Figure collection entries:

----------------

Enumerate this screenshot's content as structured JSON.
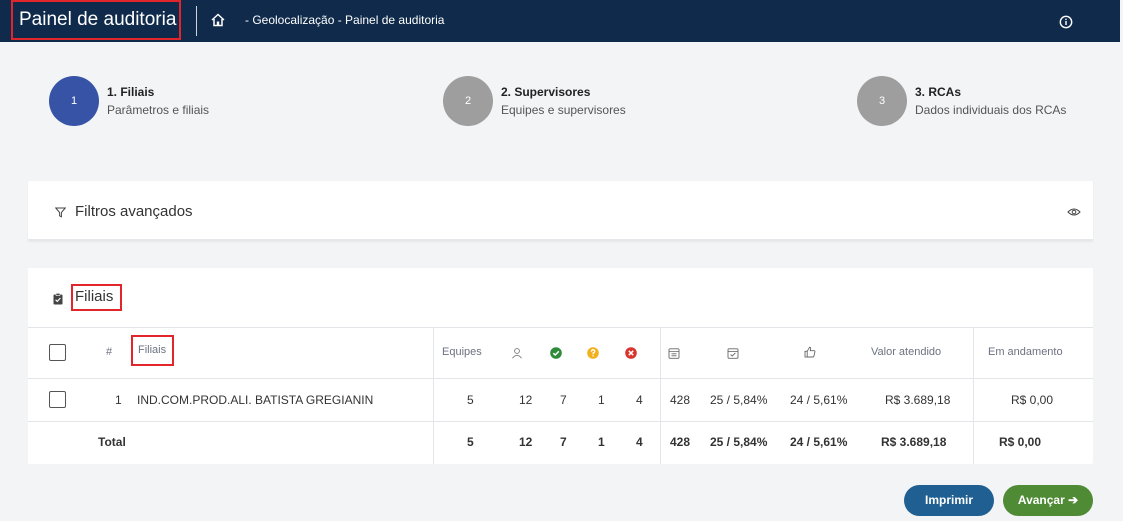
{
  "header": {
    "app_title": "Painel de auditoria",
    "breadcrumb": "- Geolocalização - Painel de auditoria"
  },
  "steps": [
    {
      "number": "1",
      "title": "1. Filiais",
      "subtitle": "Parâmetros e filiais",
      "color": "#3653a6"
    },
    {
      "number": "2",
      "title": "2. Supervisores",
      "subtitle": "Equipes e supervisores",
      "color": "#9e9e9e"
    },
    {
      "number": "3",
      "title": "3. RCAs",
      "subtitle": "Dados individuais dos RCAs",
      "color": "#9e9e9e"
    }
  ],
  "filters": {
    "label": "Filtros avançados"
  },
  "filiais_panel": {
    "title": "Filiais",
    "columns": {
      "num": "#",
      "filiais": "Filiais",
      "equipes": "Equipes",
      "valor_atendido": "Valor atendido",
      "em_andamento": "Em andamento"
    },
    "rows": [
      {
        "num": "1",
        "name": "IND.COM.PROD.ALI. BATISTA GREGIANIN",
        "equipes": "5",
        "people": "12",
        "ok": "7",
        "warn": "1",
        "err": "4",
        "cal": "428",
        "cal_check": "25 / 5,84%",
        "thumb": "24 / 5,61%",
        "valor": "R$ 3.689,18",
        "andamento": "R$ 0,00"
      }
    ],
    "total": {
      "label": "Total",
      "equipes": "5",
      "people": "12",
      "ok": "7",
      "warn": "1",
      "err": "4",
      "cal": "428",
      "cal_check": "25 / 5,84%",
      "thumb": "24 / 5,61%",
      "valor": "R$ 3.689,18",
      "andamento": "R$ 0,00"
    }
  },
  "buttons": {
    "print": "Imprimir",
    "next": "Avançar ➔"
  },
  "colors": {
    "header_bg": "#0f2a4a",
    "step_active": "#3653a6",
    "ok_green": "#2e8b3a",
    "warn_yellow": "#f2b01e",
    "err_red": "#d9342b",
    "print_blue": "#1f5f92",
    "next_green": "#4f8a34"
  }
}
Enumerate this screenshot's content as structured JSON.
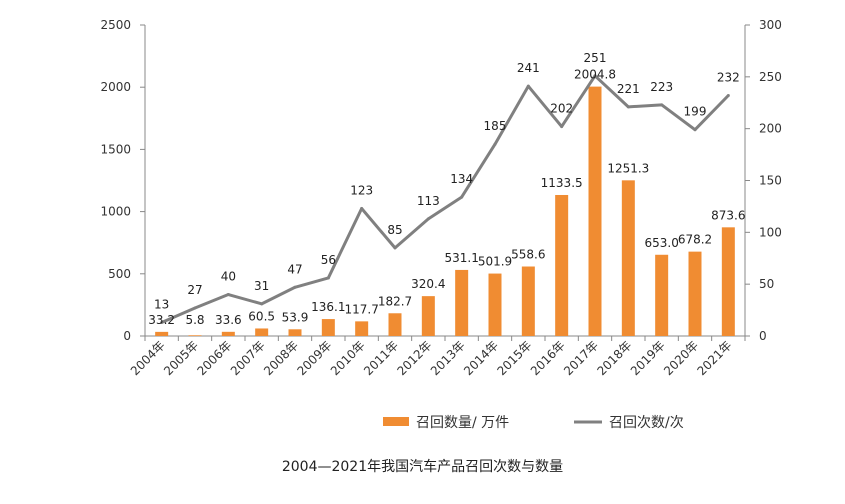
{
  "chart_data": {
    "type": "bar+line",
    "title": "2004—2021年我国汽车产品召回次数与数量",
    "categories": [
      "2004年",
      "2005年",
      "2006年",
      "2007年",
      "2008年",
      "2009年",
      "2010年",
      "2011年",
      "2012年",
      "2013年",
      "2014年",
      "2015年",
      "2016年",
      "2017年",
      "2018年",
      "2019年",
      "2020年",
      "2021年"
    ],
    "series": [
      {
        "name": "召回数量/ 万件",
        "type": "bar",
        "axis": "left",
        "color": "#F08C32",
        "values": [
          33.2,
          5.8,
          33.6,
          60.5,
          53.9,
          136.1,
          117.7,
          182.7,
          320.4,
          531.1,
          501.9,
          558.6,
          1133.5,
          2004.8,
          1251.3,
          653.0,
          678.2,
          873.6
        ],
        "labels": [
          "33.2",
          "5.8",
          "33.6",
          "60.5",
          "53.9",
          "136.1",
          "117.7",
          "182.7",
          "320.4",
          "531.1",
          "501.9",
          "558.6",
          "1133.5",
          "2004.8",
          "1251.3",
          "653.0",
          "678.2",
          "873.6"
        ]
      },
      {
        "name": "召回次数/次",
        "type": "line",
        "axis": "right",
        "color": "#808080",
        "values": [
          13,
          27,
          40,
          31,
          47,
          56,
          123,
          85,
          113,
          134,
          185,
          241,
          202,
          251,
          221,
          223,
          199,
          232
        ],
        "labels": [
          "13",
          "27",
          "40",
          "31",
          "47",
          "56",
          "123",
          "85",
          "113",
          "134",
          "185",
          "241",
          "202",
          "251",
          "221",
          "223",
          "199",
          "232"
        ]
      }
    ],
    "y_left": {
      "min": 0,
      "max": 2500,
      "ticks": [
        "0",
        "500",
        "1000",
        "1500",
        "2000",
        "2500"
      ]
    },
    "y_right": {
      "min": 0,
      "max": 300,
      "ticks": [
        "0",
        "50",
        "100",
        "150",
        "200",
        "250",
        "300"
      ]
    },
    "grid": false,
    "legend": "bottom"
  }
}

----------------

[Stated goal]
Make an exact reproduction of the listing above, without any pictures.

[Exercise result]
Enumerate this screenshot's content as structured JSON.
{
  "header": {
    "app_title": "Painel de auditoria",
    "breadcrumb": "- Geolocalização - Painel de auditoria"
  },
  "steps": [
    {
      "number": "1",
      "title": "1. Filiais",
      "subtitle": "Parâmetros e filiais",
      "color": "#3653a6"
    },
    {
      "number": "2",
      "title": "2. Supervisores",
      "subtitle": "Equipes e supervisores",
      "color": "#9e9e9e"
    },
    {
      "number": "3",
      "title": "3. RCAs",
      "subtitle": "Dados individuais dos RCAs",
      "color": "#9e9e9e"
    }
  ],
  "filters": {
    "label": "Filtros avançados"
  },
  "filiais_panel": {
    "title": "Filiais",
    "columns": {
      "num": "#",
      "filiais": "Filiais",
      "equipes": "Equipes",
      "valor_atendido": "Valor atendido",
      "em_andamento": "Em andamento"
    },
    "rows": [
      {
        "num": "1",
        "name": "IND.COM.PROD.ALI. BATISTA GREGIANIN",
        "equipes": "5",
        "people": "12",
        "ok": "7",
        "warn": "1",
        "err": "4",
        "cal": "428",
        "cal_check": "25 / 5,84%",
        "thumb": "24 / 5,61%",
        "valor": "R$ 3.689,18",
        "andamento": "R$ 0,00"
      }
    ],
    "total": {
      "label": "Total",
      "equipes": "5",
      "people": "12",
      "ok": "7",
      "warn": "1",
      "err": "4",
      "cal": "428",
      "cal_check": "25 / 5,84%",
      "thumb": "24 / 5,61%",
      "valor": "R$ 3.689,18",
      "andamento": "R$ 0,00"
    }
  },
  "buttons": {
    "print": "Imprimir",
    "next": "Avançar ➔"
  },
  "colors": {
    "header_bg": "#0f2a4a",
    "step_active": "#3653a6",
    "ok_green": "#2e8b3a",
    "warn_yellow": "#f2b01e",
    "err_red": "#d9342b",
    "print_blue": "#1f5f92",
    "next_green": "#4f8a34"
  }
}
Enumerate this screenshot's content as structured JSON.
{
  "chart_data": {
    "type": "bar+line",
    "title": "2004—2021年我国汽车产品召回次数与数量",
    "categories": [
      "2004年",
      "2005年",
      "2006年",
      "2007年",
      "2008年",
      "2009年",
      "2010年",
      "2011年",
      "2012年",
      "2013年",
      "2014年",
      "2015年",
      "2016年",
      "2017年",
      "2018年",
      "2019年",
      "2020年",
      "2021年"
    ],
    "series": [
      {
        "name": "召回数量/ 万件",
        "type": "bar",
        "axis": "left",
        "color": "#F08C32",
        "values": [
          33.2,
          5.8,
          33.6,
          60.5,
          53.9,
          136.1,
          117.7,
          182.7,
          320.4,
          531.1,
          501.9,
          558.6,
          1133.5,
          2004.8,
          1251.3,
          653.0,
          678.2,
          873.6
        ],
        "labels": [
          "33.2",
          "5.8",
          "33.6",
          "60.5",
          "53.9",
          "136.1",
          "117.7",
          "182.7",
          "320.4",
          "531.1",
          "501.9",
          "558.6",
          "1133.5",
          "2004.8",
          "1251.3",
          "653.0",
          "678.2",
          "873.6"
        ]
      },
      {
        "name": "召回次数/次",
        "type": "line",
        "axis": "right",
        "color": "#808080",
        "values": [
          13,
          27,
          40,
          31,
          47,
          56,
          123,
          85,
          113,
          134,
          185,
          241,
          202,
          251,
          221,
          223,
          199,
          232
        ],
        "labels": [
          "13",
          "27",
          "40",
          "31",
          "47",
          "56",
          "123",
          "85",
          "113",
          "134",
          "185",
          "241",
          "202",
          "251",
          "221",
          "223",
          "199",
          "232"
        ]
      }
    ],
    "y_left": {
      "min": 0,
      "max": 2500,
      "ticks": [
        "0",
        "500",
        "1000",
        "1500",
        "2000",
        "2500"
      ]
    },
    "y_right": {
      "min": 0,
      "max": 300,
      "ticks": [
        "0",
        "50",
        "100",
        "150",
        "200",
        "250",
        "300"
      ]
    },
    "grid": false,
    "legend": "bottom"
  }
}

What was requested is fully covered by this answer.